--- BEGIN ---

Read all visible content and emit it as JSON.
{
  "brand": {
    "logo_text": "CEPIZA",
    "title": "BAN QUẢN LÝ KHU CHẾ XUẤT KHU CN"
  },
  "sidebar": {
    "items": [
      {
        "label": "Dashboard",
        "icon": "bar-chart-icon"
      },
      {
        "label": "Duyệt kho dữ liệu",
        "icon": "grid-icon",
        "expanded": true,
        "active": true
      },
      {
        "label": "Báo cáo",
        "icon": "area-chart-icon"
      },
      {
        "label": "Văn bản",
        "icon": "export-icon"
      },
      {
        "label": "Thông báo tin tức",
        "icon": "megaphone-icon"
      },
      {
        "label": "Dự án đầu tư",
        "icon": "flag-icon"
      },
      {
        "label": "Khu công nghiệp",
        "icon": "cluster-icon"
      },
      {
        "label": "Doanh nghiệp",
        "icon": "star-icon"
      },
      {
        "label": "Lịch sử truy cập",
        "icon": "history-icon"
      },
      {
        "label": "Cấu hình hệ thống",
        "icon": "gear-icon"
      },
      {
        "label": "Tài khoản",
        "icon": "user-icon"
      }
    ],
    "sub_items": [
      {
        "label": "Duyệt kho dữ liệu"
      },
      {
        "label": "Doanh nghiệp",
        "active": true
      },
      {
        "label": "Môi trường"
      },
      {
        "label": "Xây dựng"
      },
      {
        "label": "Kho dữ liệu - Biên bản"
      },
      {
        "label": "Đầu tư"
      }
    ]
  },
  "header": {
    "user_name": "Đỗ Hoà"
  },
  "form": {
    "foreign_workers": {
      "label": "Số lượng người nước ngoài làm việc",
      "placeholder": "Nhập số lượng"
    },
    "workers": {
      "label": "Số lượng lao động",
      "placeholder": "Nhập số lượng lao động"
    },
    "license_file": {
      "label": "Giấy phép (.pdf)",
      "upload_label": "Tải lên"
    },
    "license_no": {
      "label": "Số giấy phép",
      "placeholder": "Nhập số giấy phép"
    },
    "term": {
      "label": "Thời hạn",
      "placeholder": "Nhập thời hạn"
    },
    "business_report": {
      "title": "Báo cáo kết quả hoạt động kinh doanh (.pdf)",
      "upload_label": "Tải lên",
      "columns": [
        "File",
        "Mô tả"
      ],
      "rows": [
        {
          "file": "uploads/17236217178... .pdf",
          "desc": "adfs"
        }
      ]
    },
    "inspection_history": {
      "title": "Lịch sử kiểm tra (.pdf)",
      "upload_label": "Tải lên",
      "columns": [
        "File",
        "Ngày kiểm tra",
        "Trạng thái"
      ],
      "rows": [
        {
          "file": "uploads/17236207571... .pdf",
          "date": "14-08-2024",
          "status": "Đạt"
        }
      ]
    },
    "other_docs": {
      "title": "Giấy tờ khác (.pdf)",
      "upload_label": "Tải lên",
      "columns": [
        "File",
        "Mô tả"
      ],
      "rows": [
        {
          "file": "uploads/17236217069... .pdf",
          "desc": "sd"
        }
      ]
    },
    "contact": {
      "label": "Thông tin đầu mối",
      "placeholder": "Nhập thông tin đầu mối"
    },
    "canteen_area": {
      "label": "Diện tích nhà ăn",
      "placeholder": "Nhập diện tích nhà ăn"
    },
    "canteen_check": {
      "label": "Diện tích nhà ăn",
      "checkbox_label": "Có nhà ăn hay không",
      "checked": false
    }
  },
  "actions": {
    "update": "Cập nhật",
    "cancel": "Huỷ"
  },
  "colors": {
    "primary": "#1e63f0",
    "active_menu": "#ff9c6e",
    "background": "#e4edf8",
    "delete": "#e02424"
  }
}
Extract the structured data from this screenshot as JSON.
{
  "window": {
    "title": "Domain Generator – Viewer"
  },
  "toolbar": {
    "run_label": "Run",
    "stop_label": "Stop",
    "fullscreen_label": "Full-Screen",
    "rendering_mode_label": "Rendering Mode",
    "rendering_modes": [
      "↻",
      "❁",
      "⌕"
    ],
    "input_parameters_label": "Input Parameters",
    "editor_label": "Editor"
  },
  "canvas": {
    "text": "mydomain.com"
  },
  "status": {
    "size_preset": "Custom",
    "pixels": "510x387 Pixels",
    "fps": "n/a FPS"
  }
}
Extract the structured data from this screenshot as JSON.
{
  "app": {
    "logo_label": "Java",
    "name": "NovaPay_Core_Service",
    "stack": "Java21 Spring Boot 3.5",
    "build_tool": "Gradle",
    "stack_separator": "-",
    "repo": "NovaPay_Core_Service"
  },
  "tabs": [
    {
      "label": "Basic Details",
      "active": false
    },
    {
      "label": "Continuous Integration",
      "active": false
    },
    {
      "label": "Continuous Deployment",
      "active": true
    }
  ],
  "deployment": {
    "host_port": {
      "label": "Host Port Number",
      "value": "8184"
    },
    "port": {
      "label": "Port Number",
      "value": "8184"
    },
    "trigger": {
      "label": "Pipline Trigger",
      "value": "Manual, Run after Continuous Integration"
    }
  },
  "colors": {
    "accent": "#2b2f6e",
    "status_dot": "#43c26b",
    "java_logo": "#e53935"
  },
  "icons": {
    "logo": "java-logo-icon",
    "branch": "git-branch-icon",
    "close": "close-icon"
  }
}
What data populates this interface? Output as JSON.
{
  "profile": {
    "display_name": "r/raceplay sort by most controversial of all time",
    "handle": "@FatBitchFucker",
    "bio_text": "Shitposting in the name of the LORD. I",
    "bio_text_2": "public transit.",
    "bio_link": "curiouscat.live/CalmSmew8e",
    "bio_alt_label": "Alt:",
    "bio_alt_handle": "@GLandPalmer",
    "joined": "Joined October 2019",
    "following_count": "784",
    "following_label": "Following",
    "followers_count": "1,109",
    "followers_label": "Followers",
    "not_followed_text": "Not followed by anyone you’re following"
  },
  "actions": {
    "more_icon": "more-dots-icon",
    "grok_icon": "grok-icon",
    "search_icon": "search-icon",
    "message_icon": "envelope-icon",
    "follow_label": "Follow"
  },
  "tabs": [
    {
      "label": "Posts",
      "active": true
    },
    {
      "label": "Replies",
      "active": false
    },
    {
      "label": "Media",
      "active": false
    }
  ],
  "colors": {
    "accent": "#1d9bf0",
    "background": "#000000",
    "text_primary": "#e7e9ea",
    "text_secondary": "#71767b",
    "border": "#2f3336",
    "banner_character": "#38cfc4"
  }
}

--- END ---

● Given problem:
Count the lines above in which the word "kiểm" appears, then state only that count.

● Correct answer:
2